Items listed in a dataset:
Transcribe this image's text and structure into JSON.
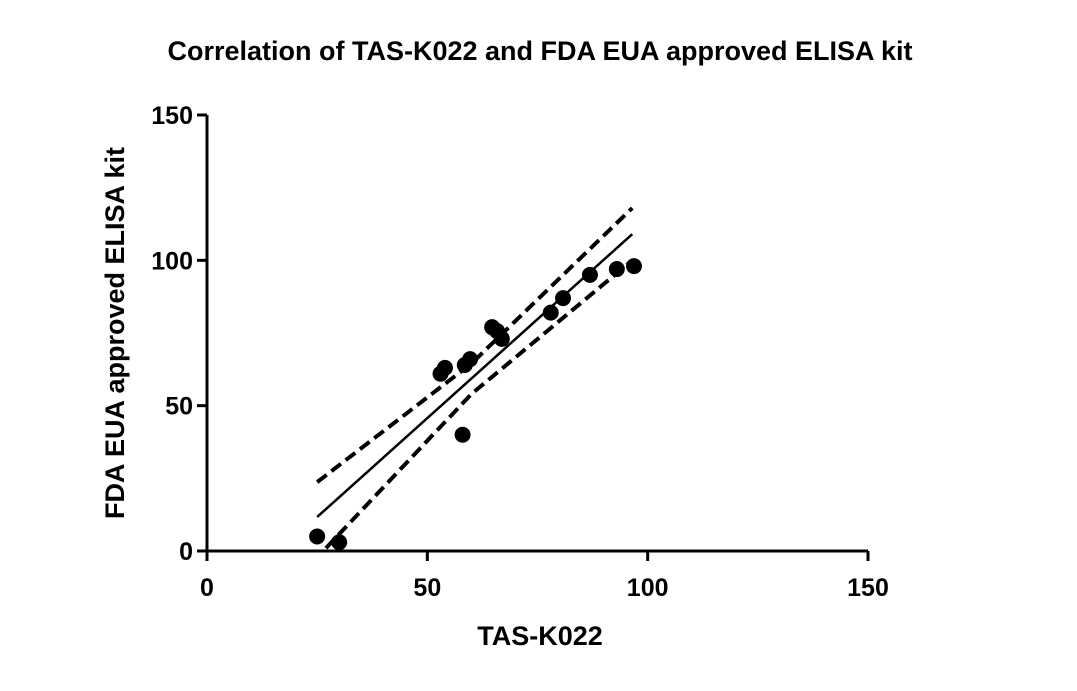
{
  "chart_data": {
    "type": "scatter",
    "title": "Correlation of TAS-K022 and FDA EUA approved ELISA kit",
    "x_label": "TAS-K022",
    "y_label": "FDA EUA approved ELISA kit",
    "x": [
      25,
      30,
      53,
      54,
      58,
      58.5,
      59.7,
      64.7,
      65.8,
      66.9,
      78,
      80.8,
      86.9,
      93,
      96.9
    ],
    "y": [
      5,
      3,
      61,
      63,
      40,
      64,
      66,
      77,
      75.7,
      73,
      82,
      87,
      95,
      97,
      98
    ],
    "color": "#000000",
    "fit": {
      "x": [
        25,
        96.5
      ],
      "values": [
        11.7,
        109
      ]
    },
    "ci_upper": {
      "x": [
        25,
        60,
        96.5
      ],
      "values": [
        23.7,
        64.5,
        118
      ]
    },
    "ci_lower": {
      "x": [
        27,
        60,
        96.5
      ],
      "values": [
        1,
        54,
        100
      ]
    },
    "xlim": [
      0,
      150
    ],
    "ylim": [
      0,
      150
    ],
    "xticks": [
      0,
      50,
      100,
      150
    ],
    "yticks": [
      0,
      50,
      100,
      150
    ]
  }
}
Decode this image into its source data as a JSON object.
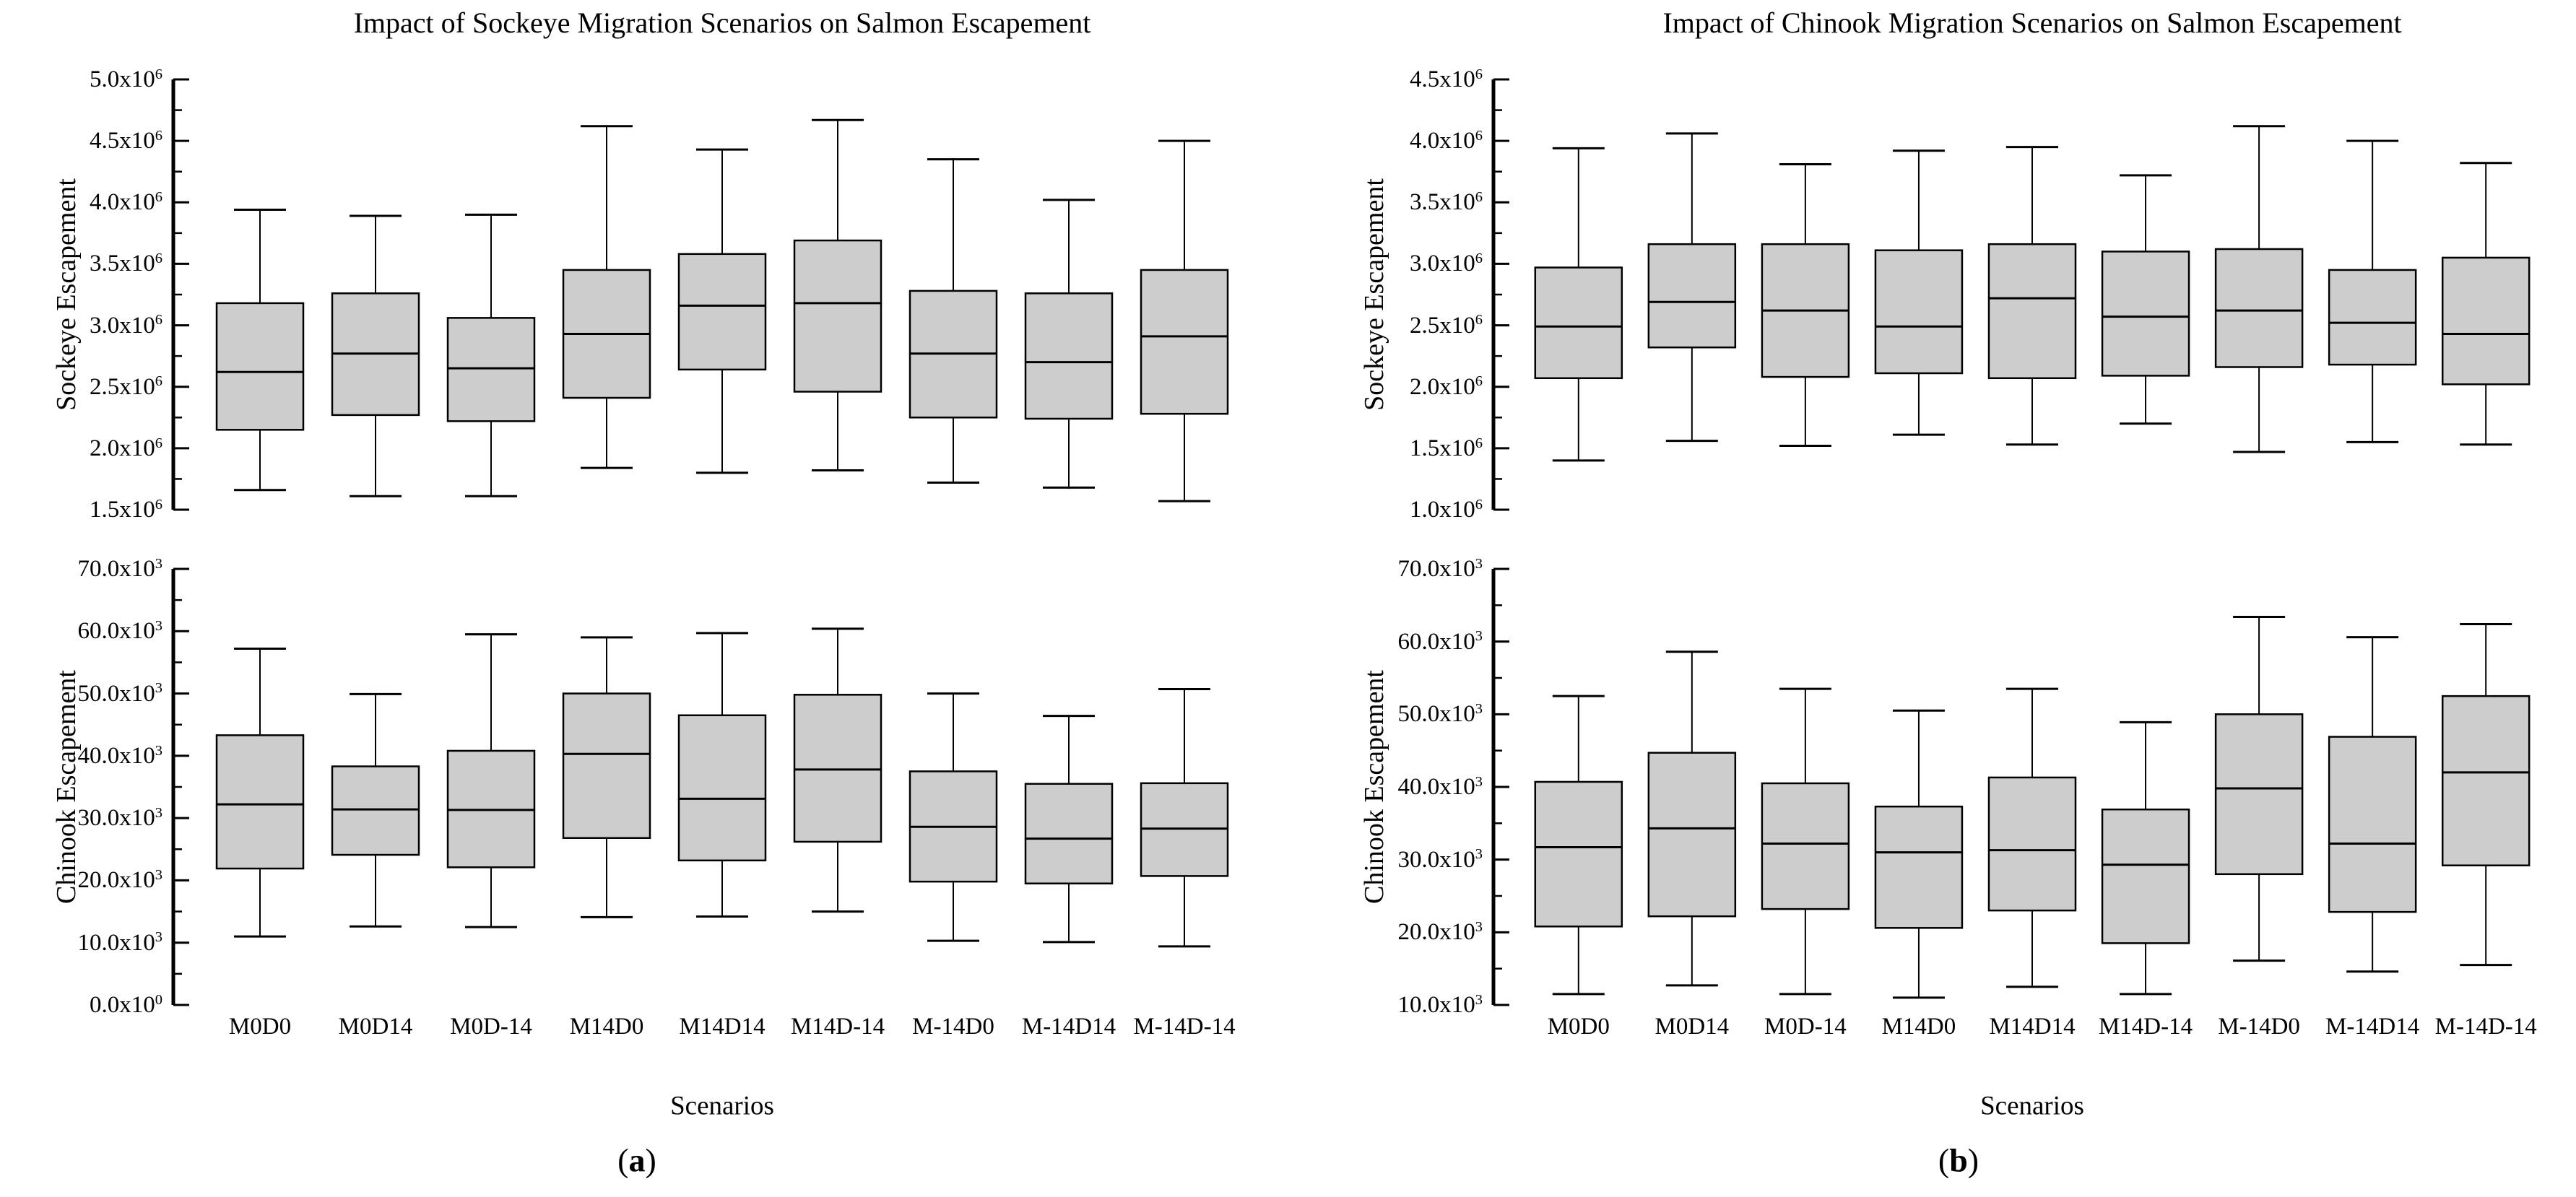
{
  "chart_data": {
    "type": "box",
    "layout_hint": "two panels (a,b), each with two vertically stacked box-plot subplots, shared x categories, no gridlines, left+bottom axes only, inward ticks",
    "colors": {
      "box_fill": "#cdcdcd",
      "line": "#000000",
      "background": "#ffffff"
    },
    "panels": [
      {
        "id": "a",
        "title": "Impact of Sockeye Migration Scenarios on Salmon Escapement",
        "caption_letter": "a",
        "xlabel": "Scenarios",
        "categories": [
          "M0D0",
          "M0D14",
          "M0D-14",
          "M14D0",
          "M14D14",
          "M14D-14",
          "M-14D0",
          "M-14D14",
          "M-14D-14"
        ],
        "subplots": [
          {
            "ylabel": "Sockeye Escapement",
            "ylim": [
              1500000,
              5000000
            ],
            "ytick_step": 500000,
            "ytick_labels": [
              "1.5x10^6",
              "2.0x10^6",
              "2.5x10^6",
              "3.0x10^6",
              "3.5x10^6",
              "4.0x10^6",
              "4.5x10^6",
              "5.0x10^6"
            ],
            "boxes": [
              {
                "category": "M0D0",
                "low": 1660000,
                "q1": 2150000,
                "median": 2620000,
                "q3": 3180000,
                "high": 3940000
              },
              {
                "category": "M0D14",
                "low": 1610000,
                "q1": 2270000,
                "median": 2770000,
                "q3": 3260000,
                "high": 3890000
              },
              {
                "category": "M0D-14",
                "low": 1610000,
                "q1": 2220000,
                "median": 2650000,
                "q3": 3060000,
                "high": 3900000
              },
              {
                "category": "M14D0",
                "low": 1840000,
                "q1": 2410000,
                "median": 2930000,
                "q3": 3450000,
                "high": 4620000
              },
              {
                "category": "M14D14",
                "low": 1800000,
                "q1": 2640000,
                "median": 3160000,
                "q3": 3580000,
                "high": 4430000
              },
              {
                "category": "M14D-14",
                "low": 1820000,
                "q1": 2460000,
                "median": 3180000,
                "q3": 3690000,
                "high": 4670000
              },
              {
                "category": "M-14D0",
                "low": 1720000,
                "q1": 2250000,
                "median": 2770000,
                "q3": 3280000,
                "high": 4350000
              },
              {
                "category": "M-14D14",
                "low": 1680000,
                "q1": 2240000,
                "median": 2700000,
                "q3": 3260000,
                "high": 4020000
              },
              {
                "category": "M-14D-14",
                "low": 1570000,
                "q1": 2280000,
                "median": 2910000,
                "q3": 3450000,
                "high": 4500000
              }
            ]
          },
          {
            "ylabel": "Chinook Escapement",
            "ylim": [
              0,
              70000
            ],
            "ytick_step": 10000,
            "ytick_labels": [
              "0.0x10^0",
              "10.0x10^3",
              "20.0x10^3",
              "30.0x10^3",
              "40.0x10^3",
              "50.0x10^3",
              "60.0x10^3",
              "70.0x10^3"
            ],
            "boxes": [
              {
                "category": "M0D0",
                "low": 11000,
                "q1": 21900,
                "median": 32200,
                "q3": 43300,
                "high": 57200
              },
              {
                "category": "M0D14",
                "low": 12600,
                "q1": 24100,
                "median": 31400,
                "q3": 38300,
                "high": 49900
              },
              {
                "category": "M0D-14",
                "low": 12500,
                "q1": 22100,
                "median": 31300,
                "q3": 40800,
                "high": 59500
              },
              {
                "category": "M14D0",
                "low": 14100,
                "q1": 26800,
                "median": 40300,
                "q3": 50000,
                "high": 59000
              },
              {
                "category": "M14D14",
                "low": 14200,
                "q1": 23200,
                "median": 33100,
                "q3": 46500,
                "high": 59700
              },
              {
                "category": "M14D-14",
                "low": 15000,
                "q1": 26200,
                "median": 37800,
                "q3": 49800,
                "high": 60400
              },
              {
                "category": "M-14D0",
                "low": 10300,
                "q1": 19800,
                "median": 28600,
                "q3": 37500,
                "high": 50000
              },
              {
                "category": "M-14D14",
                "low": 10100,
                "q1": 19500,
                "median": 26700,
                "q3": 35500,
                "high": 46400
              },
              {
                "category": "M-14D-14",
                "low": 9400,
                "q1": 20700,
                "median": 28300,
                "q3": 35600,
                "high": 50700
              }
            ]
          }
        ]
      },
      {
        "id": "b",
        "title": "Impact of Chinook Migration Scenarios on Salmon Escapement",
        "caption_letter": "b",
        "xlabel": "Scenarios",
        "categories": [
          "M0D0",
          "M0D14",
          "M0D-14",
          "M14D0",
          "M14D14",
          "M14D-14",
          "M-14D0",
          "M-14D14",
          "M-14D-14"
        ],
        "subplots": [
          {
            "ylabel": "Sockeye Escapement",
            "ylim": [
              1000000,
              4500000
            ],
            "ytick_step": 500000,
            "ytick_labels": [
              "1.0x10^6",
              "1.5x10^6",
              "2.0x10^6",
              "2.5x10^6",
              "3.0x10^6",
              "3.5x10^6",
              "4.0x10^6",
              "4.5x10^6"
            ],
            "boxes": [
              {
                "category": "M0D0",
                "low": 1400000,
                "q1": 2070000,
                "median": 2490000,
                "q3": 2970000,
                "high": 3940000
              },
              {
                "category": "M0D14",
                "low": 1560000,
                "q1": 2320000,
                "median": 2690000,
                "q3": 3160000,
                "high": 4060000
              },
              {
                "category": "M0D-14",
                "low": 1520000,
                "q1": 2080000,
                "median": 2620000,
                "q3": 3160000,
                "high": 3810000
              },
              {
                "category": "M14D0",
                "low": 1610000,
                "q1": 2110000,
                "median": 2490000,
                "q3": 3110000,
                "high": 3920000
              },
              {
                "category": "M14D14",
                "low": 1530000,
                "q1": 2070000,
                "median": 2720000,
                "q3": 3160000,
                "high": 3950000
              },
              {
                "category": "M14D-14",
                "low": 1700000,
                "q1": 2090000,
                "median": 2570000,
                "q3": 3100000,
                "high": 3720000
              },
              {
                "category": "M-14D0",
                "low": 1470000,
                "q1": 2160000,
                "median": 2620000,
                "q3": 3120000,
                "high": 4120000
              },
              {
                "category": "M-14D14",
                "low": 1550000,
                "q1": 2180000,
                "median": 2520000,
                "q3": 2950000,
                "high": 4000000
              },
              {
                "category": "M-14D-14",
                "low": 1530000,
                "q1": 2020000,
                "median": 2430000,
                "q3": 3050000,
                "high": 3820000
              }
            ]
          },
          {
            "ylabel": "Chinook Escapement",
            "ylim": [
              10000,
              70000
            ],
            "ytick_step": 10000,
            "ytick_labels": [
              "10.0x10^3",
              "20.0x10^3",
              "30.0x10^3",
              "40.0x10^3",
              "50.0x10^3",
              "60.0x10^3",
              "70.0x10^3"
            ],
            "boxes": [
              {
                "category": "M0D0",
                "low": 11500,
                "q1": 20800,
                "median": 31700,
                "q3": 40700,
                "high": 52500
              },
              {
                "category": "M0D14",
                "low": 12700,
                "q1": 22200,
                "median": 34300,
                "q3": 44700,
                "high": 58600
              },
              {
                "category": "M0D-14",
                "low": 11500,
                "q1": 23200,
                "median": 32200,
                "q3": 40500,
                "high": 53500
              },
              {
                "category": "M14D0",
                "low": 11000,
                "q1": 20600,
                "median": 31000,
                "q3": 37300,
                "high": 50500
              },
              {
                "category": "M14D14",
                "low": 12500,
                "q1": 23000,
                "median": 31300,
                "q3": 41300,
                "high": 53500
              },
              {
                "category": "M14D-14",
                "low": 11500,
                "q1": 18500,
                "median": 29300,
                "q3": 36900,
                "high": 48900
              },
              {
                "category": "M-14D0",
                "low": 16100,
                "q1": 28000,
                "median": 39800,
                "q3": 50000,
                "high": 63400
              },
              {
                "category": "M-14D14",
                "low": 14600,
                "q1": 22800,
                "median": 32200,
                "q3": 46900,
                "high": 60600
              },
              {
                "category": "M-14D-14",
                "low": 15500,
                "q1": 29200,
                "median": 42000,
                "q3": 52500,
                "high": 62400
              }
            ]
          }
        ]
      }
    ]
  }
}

Aim: Extract each line holding the word "image" from the records.

Answer to the problem:
Transcribe this image's text and structure into JSON.
Decode this image into its source data as a JSON object.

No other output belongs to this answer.